_課題内容_:
医師の働き方改革を踏まえた製薬・医療機器メーカーの在り方についての本文を、最後の文の後から書き継いでください。

_本文抜粋_:

最新動向/市場予測

医師の働き方改革を踏まえた製薬/医療機器メーカーの在り方

メーカーの責務を果たし続けるために

2024年4月に施行された医師の働き方改革により、時間外労働の上限規制、追加的健康確保措置が実施されました。これにより、各医療機関内の医療従事者の働き方の変化だけにとどまらず地域医療体制の変化が生じることが予測されます。デロイト トーマツはこれまで多数の製薬・医療機器メーカーに対し、幅広い対応策の構想および実施を支援してきた実績を踏まえ、医師の働き方改革の概要から斯様な環境変化によって求められる製薬・医療機器メーカーのアクションについて紹介します。

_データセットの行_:
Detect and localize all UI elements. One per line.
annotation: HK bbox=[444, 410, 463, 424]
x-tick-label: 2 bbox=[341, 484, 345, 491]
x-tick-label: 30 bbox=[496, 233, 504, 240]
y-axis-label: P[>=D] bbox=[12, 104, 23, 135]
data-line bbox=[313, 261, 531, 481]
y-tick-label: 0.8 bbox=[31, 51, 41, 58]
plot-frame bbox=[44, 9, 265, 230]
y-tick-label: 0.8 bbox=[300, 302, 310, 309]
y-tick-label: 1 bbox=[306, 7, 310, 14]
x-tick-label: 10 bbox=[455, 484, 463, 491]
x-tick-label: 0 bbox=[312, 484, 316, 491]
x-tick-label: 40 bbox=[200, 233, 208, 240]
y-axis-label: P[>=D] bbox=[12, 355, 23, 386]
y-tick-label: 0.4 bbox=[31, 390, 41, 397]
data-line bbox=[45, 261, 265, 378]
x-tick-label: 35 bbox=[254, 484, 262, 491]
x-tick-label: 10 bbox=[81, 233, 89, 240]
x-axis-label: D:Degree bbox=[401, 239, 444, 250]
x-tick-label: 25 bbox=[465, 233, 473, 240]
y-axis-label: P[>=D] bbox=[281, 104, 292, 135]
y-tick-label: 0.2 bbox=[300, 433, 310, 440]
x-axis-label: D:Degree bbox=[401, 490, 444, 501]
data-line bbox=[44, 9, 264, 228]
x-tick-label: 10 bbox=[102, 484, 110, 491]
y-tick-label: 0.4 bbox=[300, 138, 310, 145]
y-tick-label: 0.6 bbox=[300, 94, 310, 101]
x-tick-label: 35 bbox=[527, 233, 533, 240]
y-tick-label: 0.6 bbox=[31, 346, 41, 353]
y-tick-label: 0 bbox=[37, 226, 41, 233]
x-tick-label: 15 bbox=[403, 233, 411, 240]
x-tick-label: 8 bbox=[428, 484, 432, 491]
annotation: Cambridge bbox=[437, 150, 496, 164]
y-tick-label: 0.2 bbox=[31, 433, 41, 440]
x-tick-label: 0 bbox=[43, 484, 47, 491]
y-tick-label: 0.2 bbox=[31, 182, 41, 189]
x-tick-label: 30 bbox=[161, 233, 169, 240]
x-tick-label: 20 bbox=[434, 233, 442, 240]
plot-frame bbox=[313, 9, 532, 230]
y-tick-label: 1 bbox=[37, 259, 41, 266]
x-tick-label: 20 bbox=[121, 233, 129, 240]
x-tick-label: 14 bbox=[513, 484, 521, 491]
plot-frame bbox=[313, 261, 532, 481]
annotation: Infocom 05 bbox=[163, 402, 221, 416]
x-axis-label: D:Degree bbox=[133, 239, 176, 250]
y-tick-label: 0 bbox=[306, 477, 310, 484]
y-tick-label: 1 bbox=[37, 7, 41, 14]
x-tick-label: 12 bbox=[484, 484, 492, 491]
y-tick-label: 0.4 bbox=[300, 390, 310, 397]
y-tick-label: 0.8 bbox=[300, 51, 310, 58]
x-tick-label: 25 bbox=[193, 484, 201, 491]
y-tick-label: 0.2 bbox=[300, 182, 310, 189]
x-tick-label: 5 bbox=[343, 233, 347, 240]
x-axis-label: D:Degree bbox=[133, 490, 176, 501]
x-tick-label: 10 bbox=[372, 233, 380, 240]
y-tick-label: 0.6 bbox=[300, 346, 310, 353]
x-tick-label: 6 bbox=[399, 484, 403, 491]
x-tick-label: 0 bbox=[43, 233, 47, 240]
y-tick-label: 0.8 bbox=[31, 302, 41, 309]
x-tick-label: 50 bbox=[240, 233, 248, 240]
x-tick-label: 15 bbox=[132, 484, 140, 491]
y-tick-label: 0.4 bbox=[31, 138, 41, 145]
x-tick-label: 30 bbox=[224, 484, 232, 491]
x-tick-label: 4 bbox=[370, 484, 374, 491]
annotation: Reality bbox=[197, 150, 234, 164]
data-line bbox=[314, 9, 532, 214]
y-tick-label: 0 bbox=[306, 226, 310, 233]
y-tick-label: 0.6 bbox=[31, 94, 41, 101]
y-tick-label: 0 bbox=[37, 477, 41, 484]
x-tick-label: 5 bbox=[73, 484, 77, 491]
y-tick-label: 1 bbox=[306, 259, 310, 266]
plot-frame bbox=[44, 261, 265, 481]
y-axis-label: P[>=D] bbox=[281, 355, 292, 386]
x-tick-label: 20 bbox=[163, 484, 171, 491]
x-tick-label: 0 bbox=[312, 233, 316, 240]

_想定解答_:
医師の働き方改革が施行された背景

これまでの我が国の医療は医師の長時間労働により支えられてきた。今後、少子化に伴う医療の担い手の減少が進む中で、医師個人に対する負担がさらに増加することが予想される。こうした中、医師が健康に働き続けることのできる環境を整備することは、患者・国民に対して提供される医療の質・安全を確保すると同時に、持続可能な医療提供体制を維持していく上で重要である。このような背景を受けて、2024年4月から始まる医師の働き方改革として、時間外労働の上限規制、追加的健康確保措置が設定された。

 

医師の働き方改革の動向

2024年4月より、医師の時間外・休日労働の上限規制(いわゆる医師の働き方改革)がスタートし、各医療機関によって適用される労働時間のルールが変わった。具体的には年960時間を超える時間外労働は、都道府県知事の指定を受けた医療機関に従事する医師(連携B・B・C-1・C-2水準の適用医師)のみ可能となった。また、時間外・休日労働の上限規制に留まらず追加的健康確保措置が設定された。これを受けて各医療機関は労働時間管理対策、タスク・シフトなどの取り組みを進めている。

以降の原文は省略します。